• REQUIREMENTS
Find the lines holding the word "Unattractive" and collect them.

[start INPUT FOR THIS TASK]

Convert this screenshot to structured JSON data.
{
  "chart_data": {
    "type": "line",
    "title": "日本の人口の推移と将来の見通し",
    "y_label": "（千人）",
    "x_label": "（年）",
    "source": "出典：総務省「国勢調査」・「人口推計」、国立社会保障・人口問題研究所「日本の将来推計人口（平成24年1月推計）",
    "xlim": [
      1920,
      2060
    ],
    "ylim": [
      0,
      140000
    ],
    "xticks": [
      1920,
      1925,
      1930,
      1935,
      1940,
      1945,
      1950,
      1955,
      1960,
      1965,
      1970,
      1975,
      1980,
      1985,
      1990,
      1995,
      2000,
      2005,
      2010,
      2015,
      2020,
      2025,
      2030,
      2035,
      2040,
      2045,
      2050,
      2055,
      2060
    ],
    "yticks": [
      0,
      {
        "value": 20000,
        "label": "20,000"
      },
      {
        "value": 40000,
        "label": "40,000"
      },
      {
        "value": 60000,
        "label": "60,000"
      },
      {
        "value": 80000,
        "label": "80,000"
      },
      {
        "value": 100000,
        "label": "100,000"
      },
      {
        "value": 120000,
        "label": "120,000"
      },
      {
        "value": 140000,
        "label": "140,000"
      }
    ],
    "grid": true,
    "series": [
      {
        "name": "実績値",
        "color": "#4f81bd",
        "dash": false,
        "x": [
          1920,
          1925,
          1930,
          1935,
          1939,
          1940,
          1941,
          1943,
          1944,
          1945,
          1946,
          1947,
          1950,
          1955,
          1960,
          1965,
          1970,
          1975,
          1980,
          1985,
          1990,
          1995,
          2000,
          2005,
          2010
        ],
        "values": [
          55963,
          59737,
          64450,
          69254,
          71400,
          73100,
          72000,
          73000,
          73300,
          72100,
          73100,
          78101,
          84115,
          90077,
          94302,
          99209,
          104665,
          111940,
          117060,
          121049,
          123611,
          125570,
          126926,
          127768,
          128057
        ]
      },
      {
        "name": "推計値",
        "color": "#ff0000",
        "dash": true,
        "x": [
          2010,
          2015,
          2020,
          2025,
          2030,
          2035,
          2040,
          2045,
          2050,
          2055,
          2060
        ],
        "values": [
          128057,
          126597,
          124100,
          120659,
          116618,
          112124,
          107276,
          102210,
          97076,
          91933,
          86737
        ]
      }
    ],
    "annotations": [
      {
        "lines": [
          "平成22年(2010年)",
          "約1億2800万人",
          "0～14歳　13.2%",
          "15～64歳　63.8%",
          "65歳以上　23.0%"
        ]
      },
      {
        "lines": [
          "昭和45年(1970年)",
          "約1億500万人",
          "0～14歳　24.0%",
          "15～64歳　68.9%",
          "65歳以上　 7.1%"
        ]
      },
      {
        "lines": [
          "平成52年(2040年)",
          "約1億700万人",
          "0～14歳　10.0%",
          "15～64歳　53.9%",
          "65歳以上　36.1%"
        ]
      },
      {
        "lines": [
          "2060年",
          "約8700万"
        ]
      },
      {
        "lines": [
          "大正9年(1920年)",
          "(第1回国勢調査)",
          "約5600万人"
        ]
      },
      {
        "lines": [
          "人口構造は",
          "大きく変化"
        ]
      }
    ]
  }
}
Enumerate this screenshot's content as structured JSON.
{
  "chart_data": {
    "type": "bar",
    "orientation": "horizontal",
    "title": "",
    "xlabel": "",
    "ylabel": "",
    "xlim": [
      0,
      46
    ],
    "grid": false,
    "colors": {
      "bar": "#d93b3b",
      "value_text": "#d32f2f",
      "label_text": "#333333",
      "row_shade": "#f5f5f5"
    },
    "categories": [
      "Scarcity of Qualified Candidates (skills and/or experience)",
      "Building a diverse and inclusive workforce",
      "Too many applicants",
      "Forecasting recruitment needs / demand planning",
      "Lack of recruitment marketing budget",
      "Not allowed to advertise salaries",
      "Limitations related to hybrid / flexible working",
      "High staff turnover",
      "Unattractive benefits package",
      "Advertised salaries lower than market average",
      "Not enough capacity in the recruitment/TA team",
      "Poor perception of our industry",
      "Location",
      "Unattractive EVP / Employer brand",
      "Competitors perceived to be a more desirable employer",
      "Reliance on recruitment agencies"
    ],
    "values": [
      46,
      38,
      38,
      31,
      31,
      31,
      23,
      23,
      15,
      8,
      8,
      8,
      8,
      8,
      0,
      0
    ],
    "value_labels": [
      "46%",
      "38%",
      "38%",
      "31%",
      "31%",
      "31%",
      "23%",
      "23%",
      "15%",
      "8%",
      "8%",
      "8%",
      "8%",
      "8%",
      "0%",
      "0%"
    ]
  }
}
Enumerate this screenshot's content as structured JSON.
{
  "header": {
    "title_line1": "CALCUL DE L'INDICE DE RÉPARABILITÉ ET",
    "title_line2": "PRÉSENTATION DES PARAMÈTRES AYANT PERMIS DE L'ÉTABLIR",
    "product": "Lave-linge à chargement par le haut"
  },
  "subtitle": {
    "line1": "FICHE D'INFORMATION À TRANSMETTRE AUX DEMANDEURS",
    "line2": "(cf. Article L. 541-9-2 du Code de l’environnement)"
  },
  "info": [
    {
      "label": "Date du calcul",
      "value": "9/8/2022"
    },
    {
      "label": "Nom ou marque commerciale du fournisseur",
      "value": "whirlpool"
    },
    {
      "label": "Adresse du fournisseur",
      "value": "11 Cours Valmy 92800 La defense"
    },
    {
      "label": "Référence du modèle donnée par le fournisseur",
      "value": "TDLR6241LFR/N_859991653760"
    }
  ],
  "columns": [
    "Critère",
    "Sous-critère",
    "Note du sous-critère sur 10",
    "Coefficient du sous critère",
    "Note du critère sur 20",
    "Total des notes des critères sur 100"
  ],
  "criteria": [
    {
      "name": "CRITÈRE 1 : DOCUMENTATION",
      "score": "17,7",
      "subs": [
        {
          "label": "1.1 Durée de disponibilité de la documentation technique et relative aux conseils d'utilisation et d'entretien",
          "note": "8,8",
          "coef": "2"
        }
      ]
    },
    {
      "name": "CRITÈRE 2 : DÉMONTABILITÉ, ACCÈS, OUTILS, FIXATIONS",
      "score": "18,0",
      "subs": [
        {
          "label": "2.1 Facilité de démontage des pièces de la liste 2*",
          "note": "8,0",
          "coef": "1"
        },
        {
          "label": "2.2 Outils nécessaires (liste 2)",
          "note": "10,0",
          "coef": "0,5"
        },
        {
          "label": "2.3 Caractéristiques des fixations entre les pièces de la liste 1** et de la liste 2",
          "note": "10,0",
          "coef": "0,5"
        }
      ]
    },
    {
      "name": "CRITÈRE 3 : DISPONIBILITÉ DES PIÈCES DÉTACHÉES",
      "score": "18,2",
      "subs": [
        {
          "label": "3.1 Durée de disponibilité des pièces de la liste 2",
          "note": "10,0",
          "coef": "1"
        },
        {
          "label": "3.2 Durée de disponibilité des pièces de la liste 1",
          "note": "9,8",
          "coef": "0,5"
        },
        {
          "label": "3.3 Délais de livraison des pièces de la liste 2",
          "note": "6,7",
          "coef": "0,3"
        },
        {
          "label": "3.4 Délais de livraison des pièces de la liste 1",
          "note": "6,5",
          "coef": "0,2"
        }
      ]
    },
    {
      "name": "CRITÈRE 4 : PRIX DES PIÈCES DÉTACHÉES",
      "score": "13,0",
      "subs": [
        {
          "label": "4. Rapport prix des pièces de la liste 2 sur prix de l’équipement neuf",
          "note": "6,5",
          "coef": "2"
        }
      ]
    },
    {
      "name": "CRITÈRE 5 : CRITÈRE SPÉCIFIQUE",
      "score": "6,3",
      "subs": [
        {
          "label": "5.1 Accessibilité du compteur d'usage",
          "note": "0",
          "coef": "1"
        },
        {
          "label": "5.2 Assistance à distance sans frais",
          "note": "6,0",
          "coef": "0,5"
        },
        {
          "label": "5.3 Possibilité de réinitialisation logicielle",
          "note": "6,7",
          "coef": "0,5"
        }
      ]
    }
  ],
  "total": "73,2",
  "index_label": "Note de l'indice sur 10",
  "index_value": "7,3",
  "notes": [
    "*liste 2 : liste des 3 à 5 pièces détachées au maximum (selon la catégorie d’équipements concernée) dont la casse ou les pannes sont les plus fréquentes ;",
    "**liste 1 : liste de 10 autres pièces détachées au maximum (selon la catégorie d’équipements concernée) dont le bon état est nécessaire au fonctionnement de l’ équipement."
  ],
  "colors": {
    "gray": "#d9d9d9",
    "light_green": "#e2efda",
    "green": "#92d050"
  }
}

[end INPUT FOR THIS TASK]

• THE SOLUTION
      "Unattractive benefits package",
      "Unattractive EVP / Employer brand",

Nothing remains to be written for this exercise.